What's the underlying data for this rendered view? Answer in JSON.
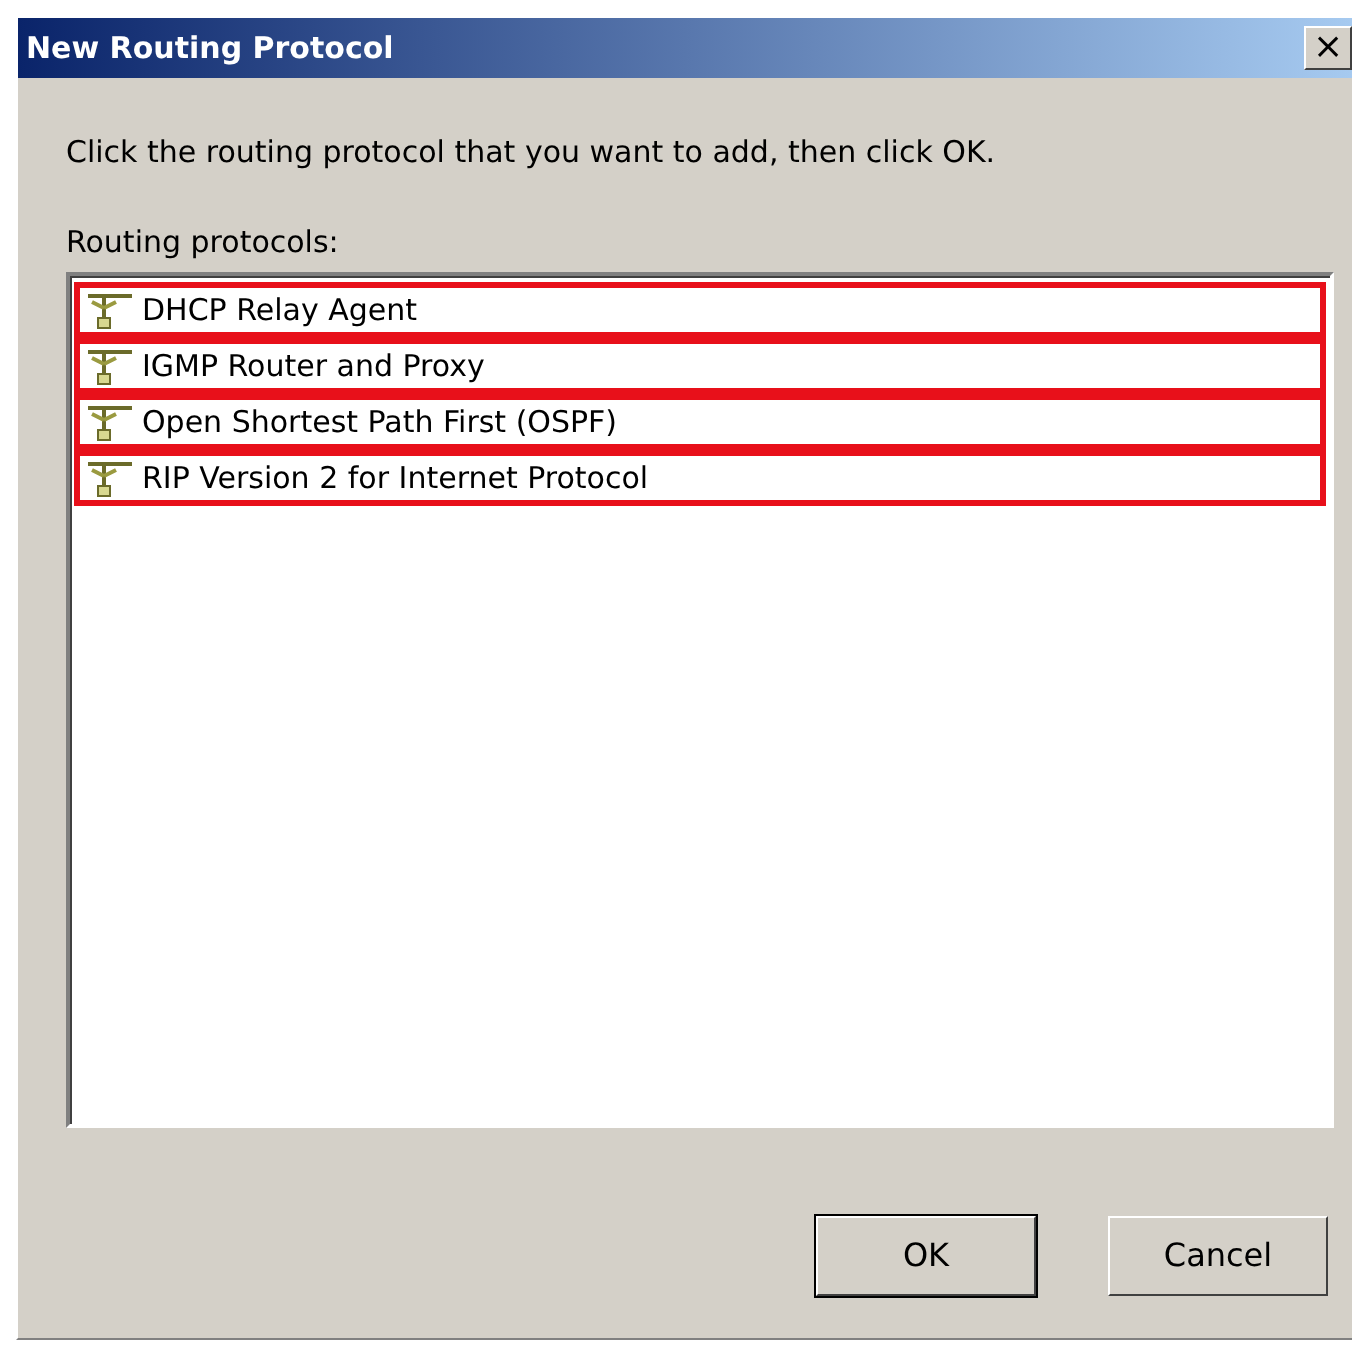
{
  "window": {
    "title": "New Routing Protocol",
    "close": "×"
  },
  "instruction": "Click the routing protocol that you want to add, then click OK.",
  "list_label": "Routing protocols:",
  "protocols": [
    {
      "name": "DHCP Relay Agent",
      "highlighted": true
    },
    {
      "name": "IGMP Router and Proxy",
      "highlighted": true
    },
    {
      "name": "Open Shortest Path First (OSPF)",
      "highlighted": true
    },
    {
      "name": "RIP Version 2 for Internet Protocol",
      "highlighted": true
    }
  ],
  "buttons": [
    {
      "label": "OK",
      "default": true
    },
    {
      "label": "Cancel",
      "default": false
    }
  ]
}
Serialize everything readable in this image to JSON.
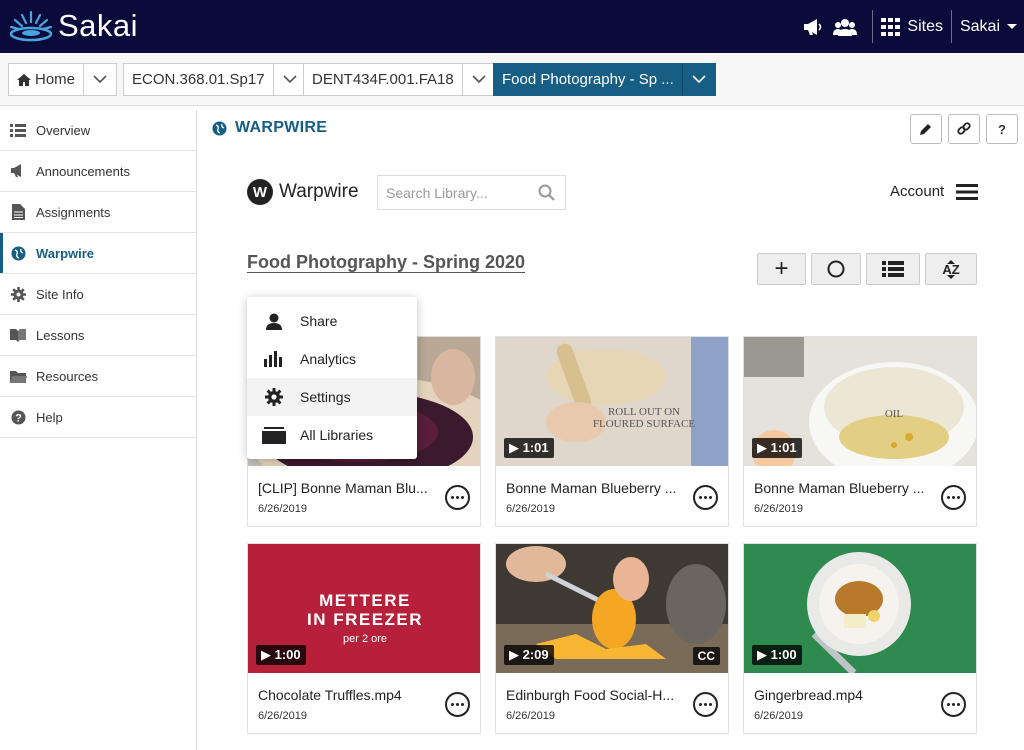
{
  "brand": {
    "name": "Sakai"
  },
  "topbar": {
    "sites_label": "Sites",
    "user_label": "Sakai"
  },
  "site_tabs": [
    {
      "label": "Home"
    },
    {
      "label": "ECON.368.01.Sp17"
    },
    {
      "label": "DENT434F.001.FA18"
    },
    {
      "label": "Food Photography - Sp ..."
    }
  ],
  "sidebar": {
    "items": [
      {
        "label": "Overview",
        "icon": "list-icon"
      },
      {
        "label": "Announcements",
        "icon": "megaphone-icon"
      },
      {
        "label": "Assignments",
        "icon": "file-icon"
      },
      {
        "label": "Warpwire",
        "icon": "globe-icon"
      },
      {
        "label": "Site Info",
        "icon": "gear-icon"
      },
      {
        "label": "Lessons",
        "icon": "book-icon"
      },
      {
        "label": "Resources",
        "icon": "folder-icon"
      },
      {
        "label": "Help",
        "icon": "question-icon"
      }
    ]
  },
  "tool": {
    "title": "WARPWIRE",
    "edit_icon": "pencil-icon",
    "link_icon": "link-icon",
    "help_label": "?"
  },
  "warpwire": {
    "logo_letter": "W",
    "brand": "Warpwire",
    "search_placeholder": "Search Library...",
    "account_label": "Account"
  },
  "library": {
    "title": "Food Photography - Spring 2020",
    "buttons": {
      "add": "+",
      "sort": "AZ"
    }
  },
  "menu": {
    "items": [
      {
        "label": "Share",
        "icon": "person-icon"
      },
      {
        "label": "Analytics",
        "icon": "bar-chart-icon"
      },
      {
        "label": "Settings",
        "icon": "gear-icon"
      },
      {
        "label": "All Libraries",
        "icon": "library-icon"
      }
    ]
  },
  "media": [
    {
      "title": "[CLIP] Bonne Maman Blu...",
      "date": "6/26/2019",
      "duration": "",
      "cc": ""
    },
    {
      "title": "Bonne Maman Blueberry ...",
      "date": "6/26/2019",
      "duration": "1:01",
      "cc": "",
      "overlay": "ROLL OUT ON\nFLOURED SURFACE"
    },
    {
      "title": "Bonne Maman Blueberry ...",
      "date": "6/26/2019",
      "duration": "1:01",
      "cc": "",
      "overlay": "OIL"
    },
    {
      "title": "Chocolate Truffles.mp4",
      "date": "6/26/2019",
      "duration": "1:00",
      "cc": "",
      "overlay_main": "METTERE\nIN FREEZER",
      "overlay_sub": "per 2 ore"
    },
    {
      "title": "Edinburgh Food Social-H...",
      "date": "6/26/2019",
      "duration": "2:09",
      "cc": "CC"
    },
    {
      "title": "Gingerbread.mp4",
      "date": "6/26/2019",
      "duration": "1:00",
      "cc": ""
    }
  ],
  "colors": {
    "topbar": "#0b0b3b",
    "accent": "#165e83",
    "swirl": "#4aa3df"
  }
}
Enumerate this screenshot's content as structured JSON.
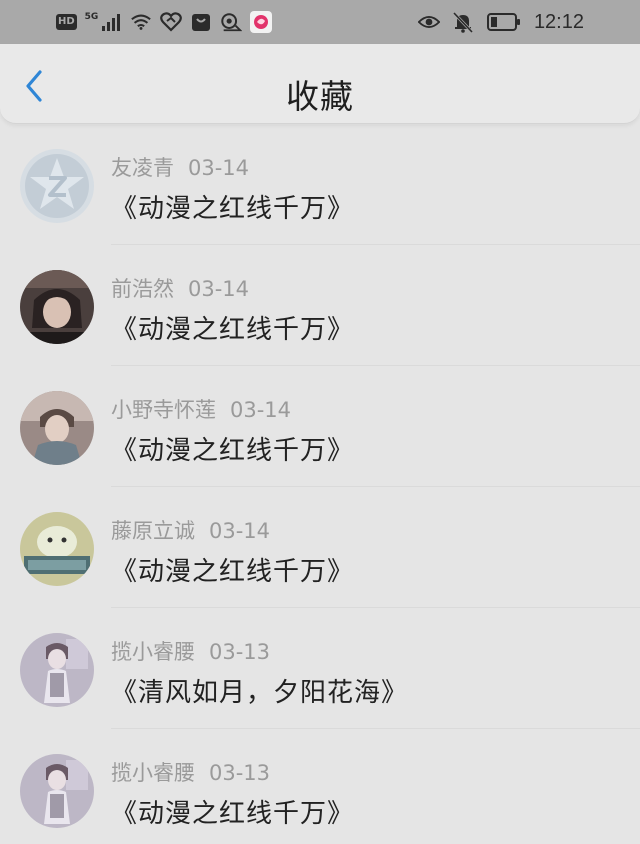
________________________________________
### Your task
In the records above, how many lines include the string "title"? Answer with only the number.

### Worked answer
9